DATA SHOWN:
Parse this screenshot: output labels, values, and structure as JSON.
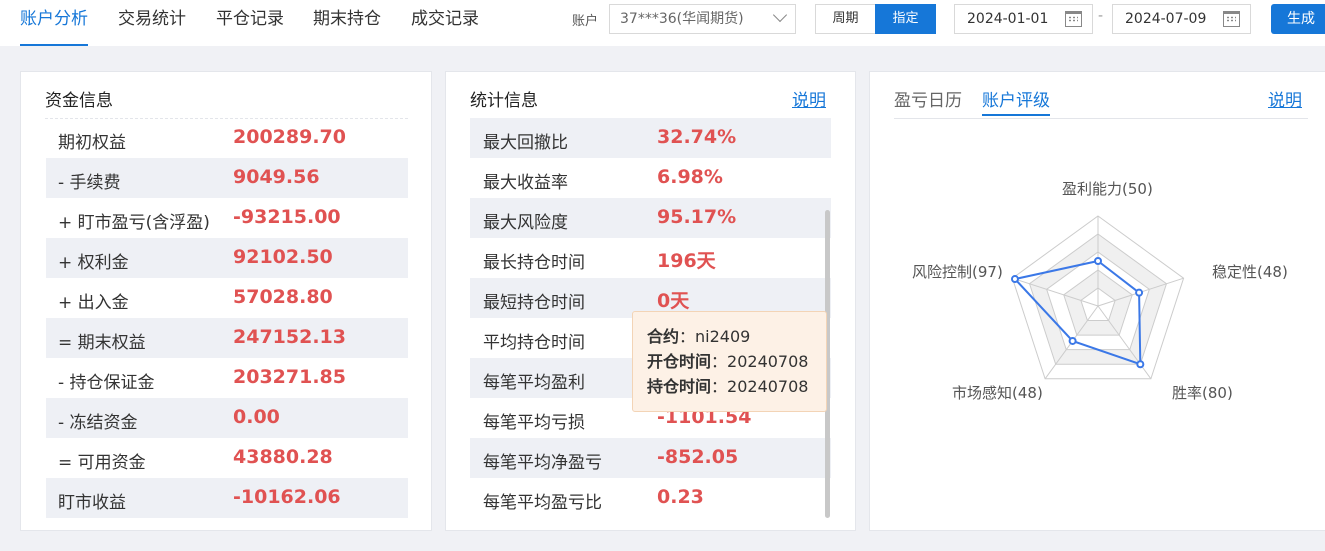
{
  "nav": {
    "tabs": [
      "账户分析",
      "交易统计",
      "平仓记录",
      "期末持仓",
      "成交记录"
    ]
  },
  "toolbar": {
    "account_label": "账户",
    "account_value": "37***36(华闻期货)",
    "mode_period": "周期",
    "mode_custom": "指定",
    "date_start": "2024-01-01",
    "date_sep": "-",
    "date_end": "2024-07-09",
    "generate": "生成"
  },
  "funds": {
    "title": "资金信息",
    "rows": [
      {
        "label": "期初权益",
        "value": "200289.70"
      },
      {
        "label": "- 手续费",
        "value": "9049.56"
      },
      {
        "label": "+ 盯市盈亏(含浮盈)",
        "value": "-93215.00"
      },
      {
        "label": "+ 权利金",
        "value": "92102.50"
      },
      {
        "label": "+ 出入金",
        "value": "57028.80"
      },
      {
        "label": "= 期末权益",
        "value": "247152.13"
      },
      {
        "label": "- 持仓保证金",
        "value": "203271.85"
      },
      {
        "label": "- 冻结资金",
        "value": "0.00"
      },
      {
        "label": "= 可用资金",
        "value": "43880.28"
      },
      {
        "label": "盯市收益",
        "value": "-10162.06"
      }
    ]
  },
  "stats": {
    "title": "统计信息",
    "help": "说明",
    "rows": [
      {
        "label": "最大回撤比",
        "value": "32.74%"
      },
      {
        "label": "最大收益率",
        "value": "6.98%"
      },
      {
        "label": "最大风险度",
        "value": "95.17%"
      },
      {
        "label": "最长持仓时间",
        "value": "196天"
      },
      {
        "label": "最短持仓时间",
        "value": "0天"
      },
      {
        "label": "平均持仓时间",
        "value": ""
      },
      {
        "label": "每笔平均盈利",
        "value": ""
      },
      {
        "label": "每笔平均亏损",
        "value": "-1101.54"
      },
      {
        "label": "每笔平均净盈亏",
        "value": "-852.05"
      },
      {
        "label": "每笔平均盈亏比",
        "value": "0.23"
      }
    ]
  },
  "tooltip": {
    "contract_label": "合约",
    "contract_value": "ni2409",
    "open_label": "开仓时间",
    "open_value": "20240708",
    "hold_label": "持仓时间",
    "hold_value": "20240708"
  },
  "rating": {
    "tabs": [
      "盈亏日历",
      "账户评级"
    ],
    "help": "说明",
    "axes": [
      {
        "label": "盈利能力(50)",
        "value": 50
      },
      {
        "label": "稳定性(48)",
        "value": 48
      },
      {
        "label": "胜率(80)",
        "value": 80
      },
      {
        "label": "市场感知(48)",
        "value": 48
      },
      {
        "label": "风险控制(97)",
        "value": 97
      }
    ],
    "max": 100,
    "line_color": "#3b78e7"
  }
}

EXERCISE DESCRIPTION:
Print the complete listing exactly, apart from any pictures.

OUTPUT BELOW:
Parse this screenshot: output labels, values, and structure as JSON.
{
  "nav": {
    "tabs": [
      "账户分析",
      "交易统计",
      "平仓记录",
      "期末持仓",
      "成交记录"
    ]
  },
  "toolbar": {
    "account_label": "账户",
    "account_value": "37***36(华闻期货)",
    "mode_period": "周期",
    "mode_custom": "指定",
    "date_start": "2024-01-01",
    "date_sep": "-",
    "date_end": "2024-07-09",
    "generate": "生成"
  },
  "funds": {
    "title": "资金信息",
    "rows": [
      {
        "label": "期初权益",
        "value": "200289.70"
      },
      {
        "label": "- 手续费",
        "value": "9049.56"
      },
      {
        "label": "+ 盯市盈亏(含浮盈)",
        "value": "-93215.00"
      },
      {
        "label": "+ 权利金",
        "value": "92102.50"
      },
      {
        "label": "+ 出入金",
        "value": "57028.80"
      },
      {
        "label": "= 期末权益",
        "value": "247152.13"
      },
      {
        "label": "- 持仓保证金",
        "value": "203271.85"
      },
      {
        "label": "- 冻结资金",
        "value": "0.00"
      },
      {
        "label": "= 可用资金",
        "value": "43880.28"
      },
      {
        "label": "盯市收益",
        "value": "-10162.06"
      }
    ]
  },
  "stats": {
    "title": "统计信息",
    "help": "说明",
    "rows": [
      {
        "label": "最大回撤比",
        "value": "32.74%"
      },
      {
        "label": "最大收益率",
        "value": "6.98%"
      },
      {
        "label": "最大风险度",
        "value": "95.17%"
      },
      {
        "label": "最长持仓时间",
        "value": "196天"
      },
      {
        "label": "最短持仓时间",
        "value": "0天"
      },
      {
        "label": "平均持仓时间",
        "value": ""
      },
      {
        "label": "每笔平均盈利",
        "value": ""
      },
      {
        "label": "每笔平均亏损",
        "value": "-1101.54"
      },
      {
        "label": "每笔平均净盈亏",
        "value": "-852.05"
      },
      {
        "label": "每笔平均盈亏比",
        "value": "0.23"
      }
    ]
  },
  "tooltip": {
    "contract_label": "合约",
    "contract_value": "ni2409",
    "open_label": "开仓时间",
    "open_value": "20240708",
    "hold_label": "持仓时间",
    "hold_value": "20240708"
  },
  "rating": {
    "tabs": [
      "盈亏日历",
      "账户评级"
    ],
    "help": "说明",
    "axes": [
      {
        "label": "盈利能力(50)",
        "value": 50
      },
      {
        "label": "稳定性(48)",
        "value": 48
      },
      {
        "label": "胜率(80)",
        "value": 80
      },
      {
        "label": "市场感知(48)",
        "value": 48
      },
      {
        "label": "风险控制(97)",
        "value": 97
      }
    ],
    "max": 100,
    "line_color": "#3b78e7"
  }
}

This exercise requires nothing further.